Search the listing for the string "image" and copy every line that contains it.
┌─ Records for the exercise
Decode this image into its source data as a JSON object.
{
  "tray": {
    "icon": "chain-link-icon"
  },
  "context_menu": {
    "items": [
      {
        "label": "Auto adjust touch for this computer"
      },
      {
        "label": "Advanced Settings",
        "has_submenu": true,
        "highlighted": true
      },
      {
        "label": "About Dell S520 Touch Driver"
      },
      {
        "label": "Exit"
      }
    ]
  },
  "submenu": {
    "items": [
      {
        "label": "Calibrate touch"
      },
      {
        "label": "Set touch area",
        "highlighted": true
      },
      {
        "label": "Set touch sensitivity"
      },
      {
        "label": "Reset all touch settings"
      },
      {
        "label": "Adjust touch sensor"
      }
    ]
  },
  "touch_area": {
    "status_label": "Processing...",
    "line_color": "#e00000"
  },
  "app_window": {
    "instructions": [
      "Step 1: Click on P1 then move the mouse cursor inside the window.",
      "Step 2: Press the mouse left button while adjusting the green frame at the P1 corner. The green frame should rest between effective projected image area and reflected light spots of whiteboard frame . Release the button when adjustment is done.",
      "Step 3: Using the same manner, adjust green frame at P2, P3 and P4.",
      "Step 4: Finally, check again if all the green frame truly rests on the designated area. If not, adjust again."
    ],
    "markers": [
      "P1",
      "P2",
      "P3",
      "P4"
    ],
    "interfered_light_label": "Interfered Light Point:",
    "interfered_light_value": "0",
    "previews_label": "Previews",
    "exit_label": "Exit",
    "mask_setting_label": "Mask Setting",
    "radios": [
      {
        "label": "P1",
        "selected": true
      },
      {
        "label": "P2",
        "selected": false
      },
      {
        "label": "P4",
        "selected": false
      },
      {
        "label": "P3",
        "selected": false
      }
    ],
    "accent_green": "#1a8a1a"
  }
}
└─
## Answer to the exercise
Decode this image into its source data as a JSON object.
      "Step 2: Press the mouse left button while adjusting the green frame at the P1 corner. The green frame should rest between effective projected image area and reflected light spots of whiteboard frame . Release the button when adjustment is done.",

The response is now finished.